▸ **TASK REQUIREMENTS**:
Copy all lines below containing "structure".

▸ **SUPPLIED DATA**:
━━━━━━━━━━━━━━━━━━━━━━━━━━━━━━
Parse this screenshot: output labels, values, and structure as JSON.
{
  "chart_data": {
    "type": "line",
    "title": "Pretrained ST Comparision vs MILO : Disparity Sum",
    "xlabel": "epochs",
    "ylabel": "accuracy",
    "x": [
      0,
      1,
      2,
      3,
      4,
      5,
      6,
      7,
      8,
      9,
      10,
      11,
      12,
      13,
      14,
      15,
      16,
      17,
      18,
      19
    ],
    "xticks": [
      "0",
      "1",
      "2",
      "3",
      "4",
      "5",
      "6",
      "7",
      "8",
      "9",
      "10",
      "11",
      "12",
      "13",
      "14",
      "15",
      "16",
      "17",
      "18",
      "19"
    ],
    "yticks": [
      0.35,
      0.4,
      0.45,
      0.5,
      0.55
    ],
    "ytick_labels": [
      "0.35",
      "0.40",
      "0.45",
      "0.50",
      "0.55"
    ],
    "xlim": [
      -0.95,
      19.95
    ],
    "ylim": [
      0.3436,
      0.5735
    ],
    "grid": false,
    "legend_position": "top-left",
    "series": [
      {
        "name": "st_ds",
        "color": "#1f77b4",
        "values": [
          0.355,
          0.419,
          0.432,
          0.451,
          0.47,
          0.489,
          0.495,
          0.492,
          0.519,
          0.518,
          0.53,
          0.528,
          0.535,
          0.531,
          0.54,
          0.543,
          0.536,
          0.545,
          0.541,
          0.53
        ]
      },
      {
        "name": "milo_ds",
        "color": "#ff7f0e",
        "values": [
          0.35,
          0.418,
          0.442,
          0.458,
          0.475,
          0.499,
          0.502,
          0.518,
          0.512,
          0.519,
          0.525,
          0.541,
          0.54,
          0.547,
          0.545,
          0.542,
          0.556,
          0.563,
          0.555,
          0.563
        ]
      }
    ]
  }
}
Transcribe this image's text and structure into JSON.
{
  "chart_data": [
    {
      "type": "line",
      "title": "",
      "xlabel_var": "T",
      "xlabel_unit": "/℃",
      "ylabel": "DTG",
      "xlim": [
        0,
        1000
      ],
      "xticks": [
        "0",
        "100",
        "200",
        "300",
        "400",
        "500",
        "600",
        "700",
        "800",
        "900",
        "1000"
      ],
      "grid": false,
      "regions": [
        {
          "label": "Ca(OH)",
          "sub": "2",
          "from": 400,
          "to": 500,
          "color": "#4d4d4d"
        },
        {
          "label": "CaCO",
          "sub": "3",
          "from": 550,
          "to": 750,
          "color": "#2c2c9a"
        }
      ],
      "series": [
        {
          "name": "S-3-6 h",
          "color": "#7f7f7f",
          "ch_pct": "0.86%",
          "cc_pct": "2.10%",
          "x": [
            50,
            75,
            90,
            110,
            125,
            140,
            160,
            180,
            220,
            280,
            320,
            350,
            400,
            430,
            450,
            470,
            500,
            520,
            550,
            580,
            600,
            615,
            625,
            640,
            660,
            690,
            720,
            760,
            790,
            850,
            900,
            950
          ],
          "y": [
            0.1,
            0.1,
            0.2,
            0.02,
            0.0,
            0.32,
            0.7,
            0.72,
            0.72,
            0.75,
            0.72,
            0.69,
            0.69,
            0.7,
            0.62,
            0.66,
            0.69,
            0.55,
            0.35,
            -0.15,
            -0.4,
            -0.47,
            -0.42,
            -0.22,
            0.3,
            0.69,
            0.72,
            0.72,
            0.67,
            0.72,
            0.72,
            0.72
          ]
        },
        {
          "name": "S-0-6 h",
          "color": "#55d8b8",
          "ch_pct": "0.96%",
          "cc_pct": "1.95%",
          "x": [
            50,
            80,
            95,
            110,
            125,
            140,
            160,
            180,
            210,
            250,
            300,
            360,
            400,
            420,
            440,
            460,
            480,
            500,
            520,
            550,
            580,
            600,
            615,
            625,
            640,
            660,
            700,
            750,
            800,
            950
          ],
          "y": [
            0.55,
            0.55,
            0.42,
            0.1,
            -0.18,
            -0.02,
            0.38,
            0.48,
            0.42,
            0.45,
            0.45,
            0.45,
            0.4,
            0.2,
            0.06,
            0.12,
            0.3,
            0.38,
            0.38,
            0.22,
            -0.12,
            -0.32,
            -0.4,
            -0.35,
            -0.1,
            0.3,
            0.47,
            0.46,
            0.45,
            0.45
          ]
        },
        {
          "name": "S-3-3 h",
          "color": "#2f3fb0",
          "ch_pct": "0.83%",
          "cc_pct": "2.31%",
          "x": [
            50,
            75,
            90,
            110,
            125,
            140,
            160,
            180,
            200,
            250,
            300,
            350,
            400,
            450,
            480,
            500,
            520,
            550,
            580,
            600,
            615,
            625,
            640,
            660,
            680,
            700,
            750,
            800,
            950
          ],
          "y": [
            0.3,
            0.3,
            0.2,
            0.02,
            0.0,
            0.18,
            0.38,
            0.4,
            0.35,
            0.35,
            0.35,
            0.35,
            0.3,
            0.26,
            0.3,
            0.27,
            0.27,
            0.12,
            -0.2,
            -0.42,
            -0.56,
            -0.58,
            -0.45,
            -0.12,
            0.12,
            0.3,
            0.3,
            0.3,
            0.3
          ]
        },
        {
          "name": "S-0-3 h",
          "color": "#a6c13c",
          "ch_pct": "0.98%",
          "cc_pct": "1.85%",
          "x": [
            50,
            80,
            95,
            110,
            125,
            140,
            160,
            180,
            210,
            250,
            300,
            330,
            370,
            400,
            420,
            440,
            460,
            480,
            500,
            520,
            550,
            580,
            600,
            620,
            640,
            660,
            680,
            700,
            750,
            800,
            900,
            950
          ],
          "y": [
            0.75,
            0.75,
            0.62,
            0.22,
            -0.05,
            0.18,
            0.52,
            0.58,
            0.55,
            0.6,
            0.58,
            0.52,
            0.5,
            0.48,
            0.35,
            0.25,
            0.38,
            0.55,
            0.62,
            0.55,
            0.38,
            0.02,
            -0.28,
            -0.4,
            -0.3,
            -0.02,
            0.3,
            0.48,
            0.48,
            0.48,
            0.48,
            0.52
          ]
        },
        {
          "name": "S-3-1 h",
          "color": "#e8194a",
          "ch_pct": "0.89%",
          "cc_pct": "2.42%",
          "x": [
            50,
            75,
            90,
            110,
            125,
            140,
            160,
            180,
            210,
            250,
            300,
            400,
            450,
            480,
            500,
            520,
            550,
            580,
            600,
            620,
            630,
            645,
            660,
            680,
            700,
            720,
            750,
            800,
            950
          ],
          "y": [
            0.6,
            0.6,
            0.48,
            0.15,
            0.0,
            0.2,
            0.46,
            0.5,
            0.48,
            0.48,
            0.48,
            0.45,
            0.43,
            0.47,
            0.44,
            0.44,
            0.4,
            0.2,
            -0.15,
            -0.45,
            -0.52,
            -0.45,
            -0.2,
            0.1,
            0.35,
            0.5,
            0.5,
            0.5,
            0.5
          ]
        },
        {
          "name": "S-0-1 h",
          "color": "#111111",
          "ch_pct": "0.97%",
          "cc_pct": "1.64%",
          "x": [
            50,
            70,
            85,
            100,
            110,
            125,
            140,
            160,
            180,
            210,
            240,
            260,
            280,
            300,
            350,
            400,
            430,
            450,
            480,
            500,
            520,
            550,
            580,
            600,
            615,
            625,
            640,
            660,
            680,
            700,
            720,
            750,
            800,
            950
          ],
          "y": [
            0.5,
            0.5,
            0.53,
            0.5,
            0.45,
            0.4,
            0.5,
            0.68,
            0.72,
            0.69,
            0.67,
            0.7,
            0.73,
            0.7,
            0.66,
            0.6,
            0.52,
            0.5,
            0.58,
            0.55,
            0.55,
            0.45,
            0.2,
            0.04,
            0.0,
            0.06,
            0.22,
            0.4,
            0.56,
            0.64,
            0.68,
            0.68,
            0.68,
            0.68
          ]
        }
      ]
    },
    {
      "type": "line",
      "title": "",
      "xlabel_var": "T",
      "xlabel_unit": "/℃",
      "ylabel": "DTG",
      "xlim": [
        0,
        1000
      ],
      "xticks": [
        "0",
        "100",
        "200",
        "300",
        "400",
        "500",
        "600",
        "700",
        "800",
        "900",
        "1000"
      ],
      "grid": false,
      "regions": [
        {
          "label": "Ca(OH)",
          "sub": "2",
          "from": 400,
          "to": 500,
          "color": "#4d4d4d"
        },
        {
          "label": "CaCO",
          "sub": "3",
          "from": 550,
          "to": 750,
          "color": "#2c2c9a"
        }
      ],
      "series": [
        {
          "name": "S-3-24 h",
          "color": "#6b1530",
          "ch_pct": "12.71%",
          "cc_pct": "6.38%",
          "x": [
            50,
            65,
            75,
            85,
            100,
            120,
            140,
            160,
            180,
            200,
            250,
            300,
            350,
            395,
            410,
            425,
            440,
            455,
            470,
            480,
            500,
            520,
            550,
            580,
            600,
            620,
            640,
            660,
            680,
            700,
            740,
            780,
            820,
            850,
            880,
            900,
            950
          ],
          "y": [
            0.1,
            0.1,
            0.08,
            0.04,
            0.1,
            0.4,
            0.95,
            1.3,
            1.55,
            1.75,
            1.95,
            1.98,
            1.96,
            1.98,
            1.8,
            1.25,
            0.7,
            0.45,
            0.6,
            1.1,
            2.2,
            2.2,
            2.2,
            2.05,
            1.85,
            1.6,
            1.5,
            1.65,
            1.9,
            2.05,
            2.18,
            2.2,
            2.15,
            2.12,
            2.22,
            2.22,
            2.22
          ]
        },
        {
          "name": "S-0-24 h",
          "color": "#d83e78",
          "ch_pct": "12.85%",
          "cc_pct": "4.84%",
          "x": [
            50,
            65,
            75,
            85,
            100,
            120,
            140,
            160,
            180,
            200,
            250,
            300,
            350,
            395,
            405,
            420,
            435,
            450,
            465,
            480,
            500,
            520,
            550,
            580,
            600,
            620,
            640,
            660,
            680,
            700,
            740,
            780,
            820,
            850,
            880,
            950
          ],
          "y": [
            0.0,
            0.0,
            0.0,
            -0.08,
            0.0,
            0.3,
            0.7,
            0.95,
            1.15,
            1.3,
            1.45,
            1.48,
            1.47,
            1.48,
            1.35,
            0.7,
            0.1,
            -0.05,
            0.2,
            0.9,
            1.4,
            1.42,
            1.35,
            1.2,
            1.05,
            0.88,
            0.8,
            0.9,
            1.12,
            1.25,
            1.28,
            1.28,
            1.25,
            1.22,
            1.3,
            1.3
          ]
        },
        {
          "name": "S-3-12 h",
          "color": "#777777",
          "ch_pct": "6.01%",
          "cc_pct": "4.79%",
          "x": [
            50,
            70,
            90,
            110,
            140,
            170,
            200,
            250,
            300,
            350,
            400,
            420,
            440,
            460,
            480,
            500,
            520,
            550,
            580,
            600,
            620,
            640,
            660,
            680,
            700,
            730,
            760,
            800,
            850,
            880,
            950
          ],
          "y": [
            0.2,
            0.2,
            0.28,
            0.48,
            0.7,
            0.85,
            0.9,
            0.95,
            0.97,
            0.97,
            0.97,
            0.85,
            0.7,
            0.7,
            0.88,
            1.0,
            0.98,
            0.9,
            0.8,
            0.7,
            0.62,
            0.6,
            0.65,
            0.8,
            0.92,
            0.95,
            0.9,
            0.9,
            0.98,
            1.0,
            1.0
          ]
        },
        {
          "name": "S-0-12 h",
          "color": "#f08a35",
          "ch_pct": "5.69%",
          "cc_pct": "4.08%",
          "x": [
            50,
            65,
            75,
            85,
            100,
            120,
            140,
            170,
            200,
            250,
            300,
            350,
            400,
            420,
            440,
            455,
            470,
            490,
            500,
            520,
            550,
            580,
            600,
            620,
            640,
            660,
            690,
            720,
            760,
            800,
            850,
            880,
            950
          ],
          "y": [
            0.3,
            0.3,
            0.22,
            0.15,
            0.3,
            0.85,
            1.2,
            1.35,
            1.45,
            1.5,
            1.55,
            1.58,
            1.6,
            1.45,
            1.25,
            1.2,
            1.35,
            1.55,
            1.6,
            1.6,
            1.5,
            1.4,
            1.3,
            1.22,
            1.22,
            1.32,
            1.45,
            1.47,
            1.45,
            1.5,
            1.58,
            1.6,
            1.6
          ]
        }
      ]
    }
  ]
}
━━━━━━━━━━━━━━━━━━━━━━━━━━━━━━
▸ **TASK ANSWER**:
Parse this screenshot: output labels, values, and structure as JSON.
Transcribe this image's text and structure into JSON.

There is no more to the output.